**Task description**
Filter the listing and keep only the lines with the word "status".

**Input records**

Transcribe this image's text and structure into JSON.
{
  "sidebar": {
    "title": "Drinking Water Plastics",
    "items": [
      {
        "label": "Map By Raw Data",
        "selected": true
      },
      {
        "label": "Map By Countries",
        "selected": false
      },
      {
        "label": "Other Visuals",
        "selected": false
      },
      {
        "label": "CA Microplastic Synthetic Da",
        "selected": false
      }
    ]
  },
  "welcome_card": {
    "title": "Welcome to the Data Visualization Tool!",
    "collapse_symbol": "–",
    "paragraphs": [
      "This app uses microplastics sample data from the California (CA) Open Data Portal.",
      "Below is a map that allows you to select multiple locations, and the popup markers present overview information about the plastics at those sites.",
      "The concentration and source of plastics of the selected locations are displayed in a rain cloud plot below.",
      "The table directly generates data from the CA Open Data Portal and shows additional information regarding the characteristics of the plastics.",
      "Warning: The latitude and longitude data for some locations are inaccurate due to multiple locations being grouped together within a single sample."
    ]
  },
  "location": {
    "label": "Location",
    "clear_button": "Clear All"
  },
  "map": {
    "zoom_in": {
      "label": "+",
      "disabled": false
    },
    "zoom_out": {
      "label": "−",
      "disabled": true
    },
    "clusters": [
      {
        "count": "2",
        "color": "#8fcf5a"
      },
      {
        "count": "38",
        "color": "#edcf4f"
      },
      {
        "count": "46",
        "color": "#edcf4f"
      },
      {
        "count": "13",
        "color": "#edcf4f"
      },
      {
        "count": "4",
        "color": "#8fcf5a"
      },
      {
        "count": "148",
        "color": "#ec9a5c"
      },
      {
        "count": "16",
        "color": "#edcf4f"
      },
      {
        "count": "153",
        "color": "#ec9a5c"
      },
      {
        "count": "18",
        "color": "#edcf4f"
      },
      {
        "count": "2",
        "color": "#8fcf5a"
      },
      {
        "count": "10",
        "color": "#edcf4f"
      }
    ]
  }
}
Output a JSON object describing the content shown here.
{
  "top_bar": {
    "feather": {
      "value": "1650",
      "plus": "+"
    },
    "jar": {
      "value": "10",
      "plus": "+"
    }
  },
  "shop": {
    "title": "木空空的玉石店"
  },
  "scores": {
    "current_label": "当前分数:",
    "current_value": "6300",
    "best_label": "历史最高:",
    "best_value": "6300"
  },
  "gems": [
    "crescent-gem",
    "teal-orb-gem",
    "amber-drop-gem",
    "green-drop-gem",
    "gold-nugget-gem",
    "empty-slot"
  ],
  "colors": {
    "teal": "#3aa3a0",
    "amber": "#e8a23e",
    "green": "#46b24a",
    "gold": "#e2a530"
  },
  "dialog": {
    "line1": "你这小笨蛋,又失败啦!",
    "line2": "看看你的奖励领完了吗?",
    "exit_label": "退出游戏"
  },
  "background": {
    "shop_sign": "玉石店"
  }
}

...

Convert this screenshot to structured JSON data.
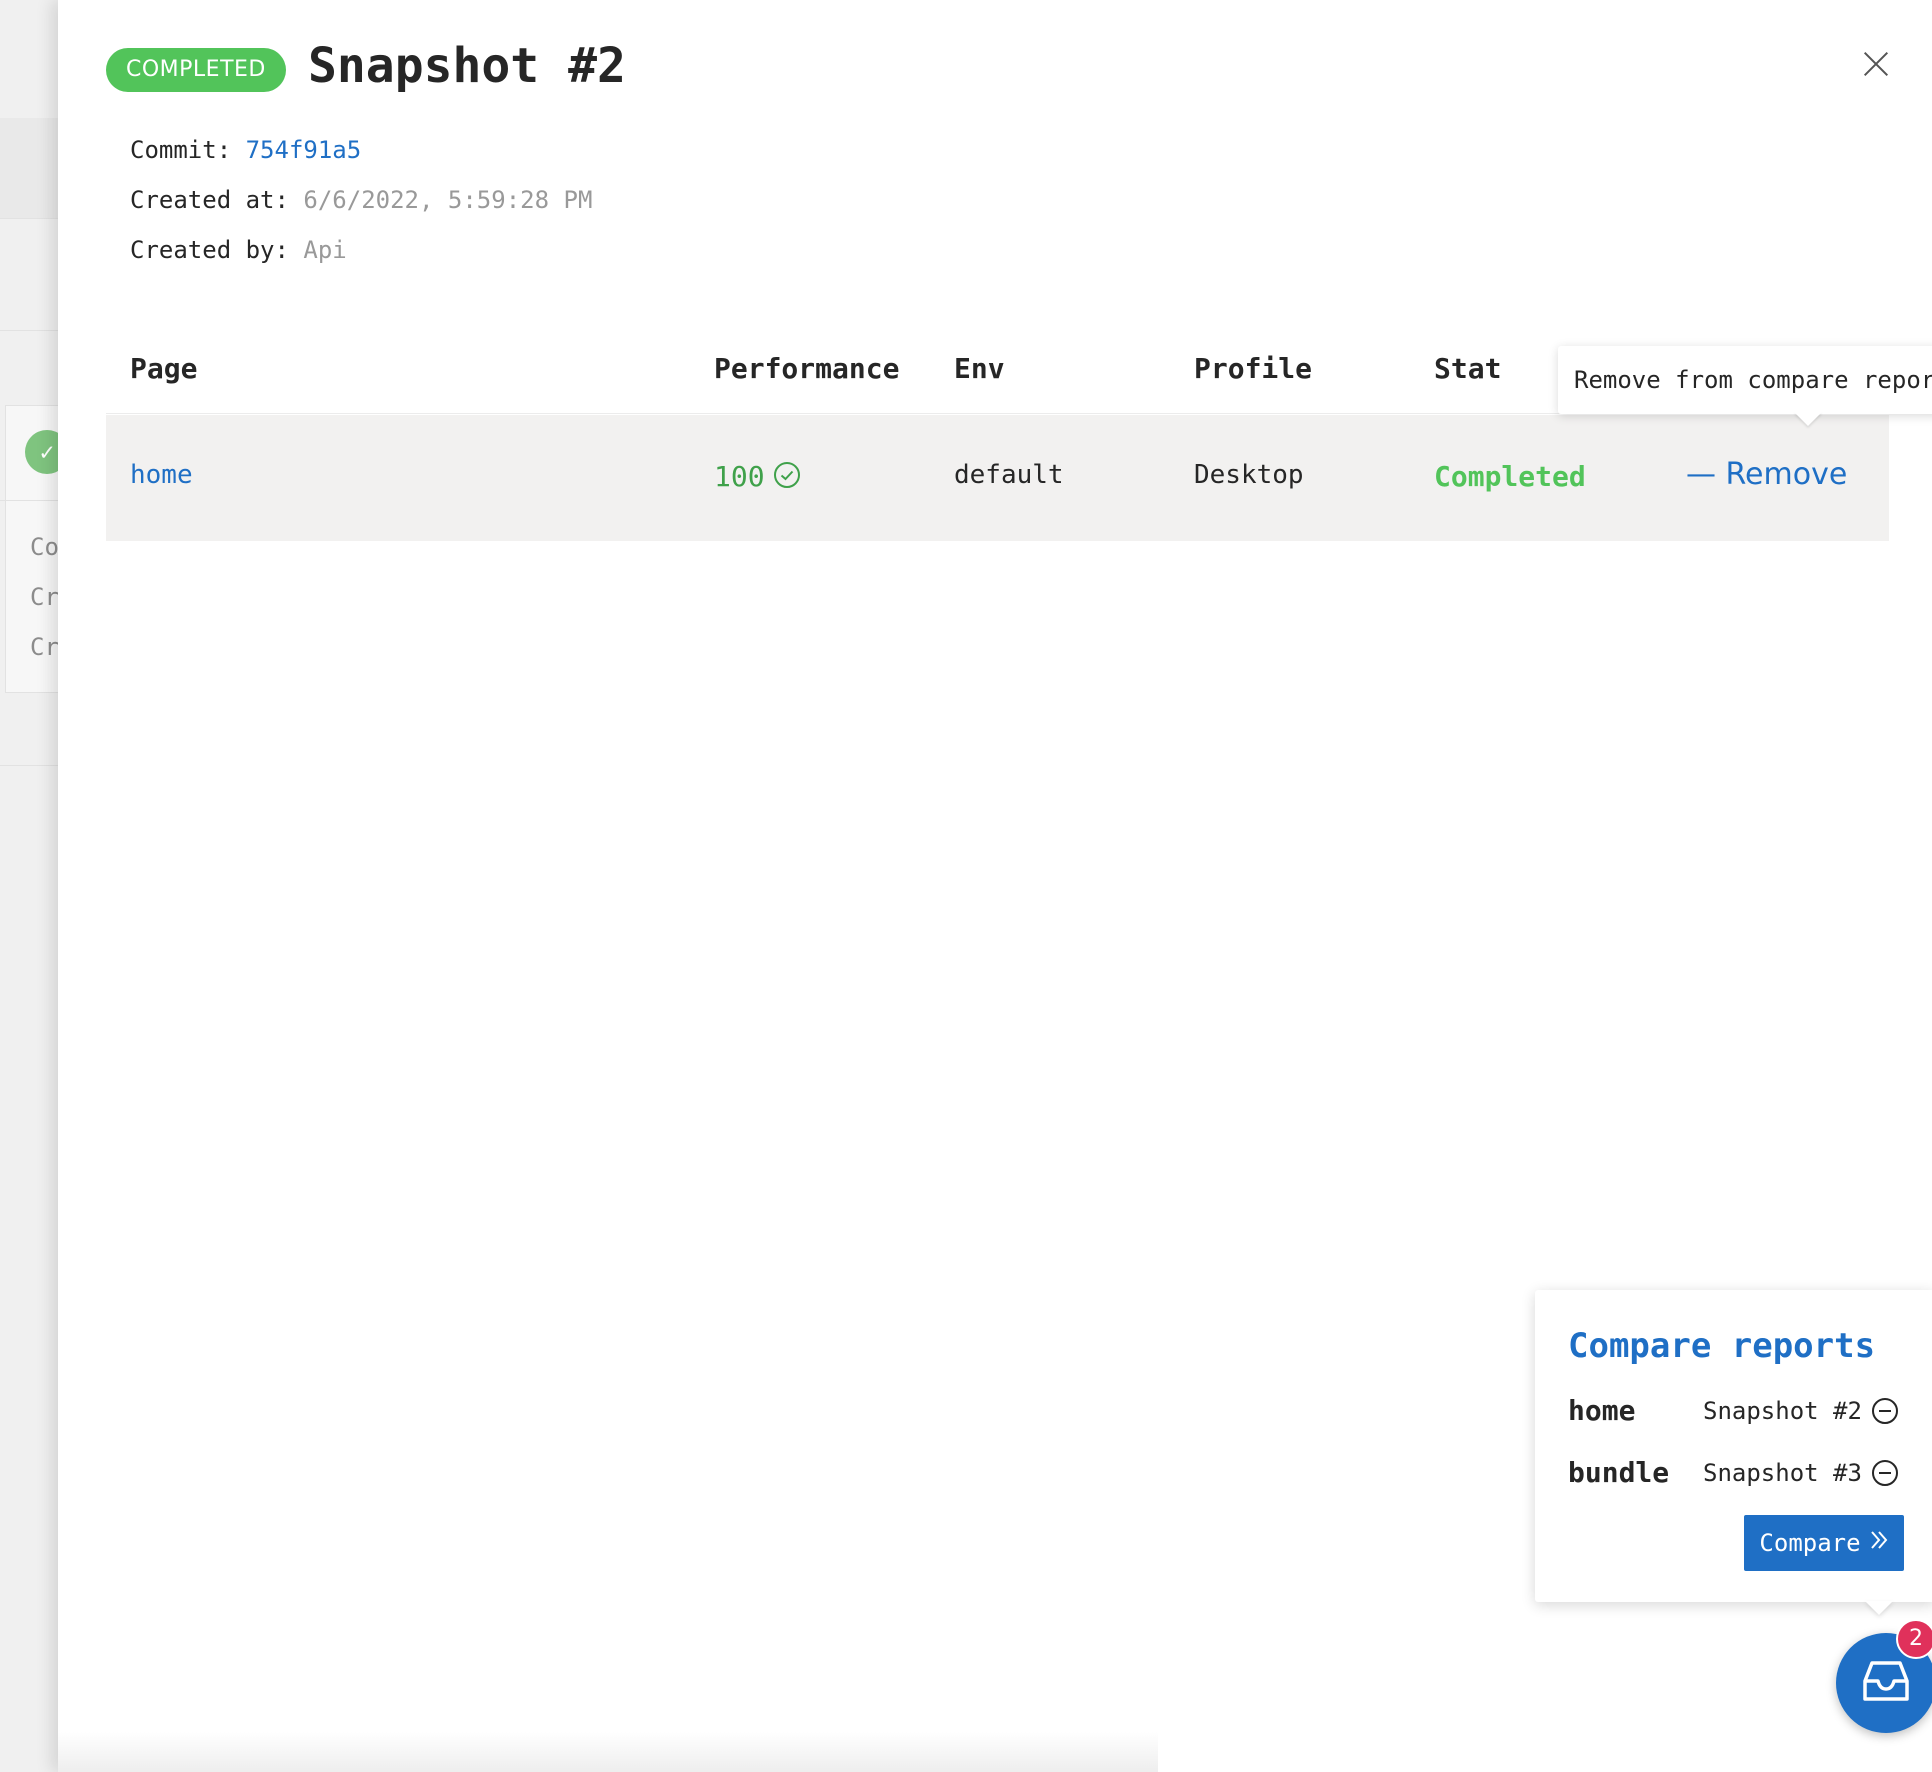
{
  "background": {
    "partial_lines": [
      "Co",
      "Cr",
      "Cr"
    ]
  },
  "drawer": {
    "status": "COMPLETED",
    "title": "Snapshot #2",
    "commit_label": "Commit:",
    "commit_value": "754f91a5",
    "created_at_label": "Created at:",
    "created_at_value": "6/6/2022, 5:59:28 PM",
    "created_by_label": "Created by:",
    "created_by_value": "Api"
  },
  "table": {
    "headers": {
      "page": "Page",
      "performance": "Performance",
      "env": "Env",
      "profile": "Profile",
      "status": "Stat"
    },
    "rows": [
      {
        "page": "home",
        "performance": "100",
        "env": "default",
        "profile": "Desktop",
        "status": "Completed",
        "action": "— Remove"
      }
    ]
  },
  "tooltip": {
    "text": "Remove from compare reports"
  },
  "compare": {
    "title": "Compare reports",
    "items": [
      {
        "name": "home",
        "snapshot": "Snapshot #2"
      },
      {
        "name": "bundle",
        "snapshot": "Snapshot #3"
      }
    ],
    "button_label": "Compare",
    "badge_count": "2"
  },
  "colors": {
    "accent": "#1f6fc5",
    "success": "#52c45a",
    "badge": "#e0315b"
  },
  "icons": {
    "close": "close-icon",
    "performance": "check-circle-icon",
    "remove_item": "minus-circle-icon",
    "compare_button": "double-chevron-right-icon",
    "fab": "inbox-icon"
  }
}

**Solved exercise**
    "status": "COMPLETED",
      "status": "Stat"
        "status": "Completed",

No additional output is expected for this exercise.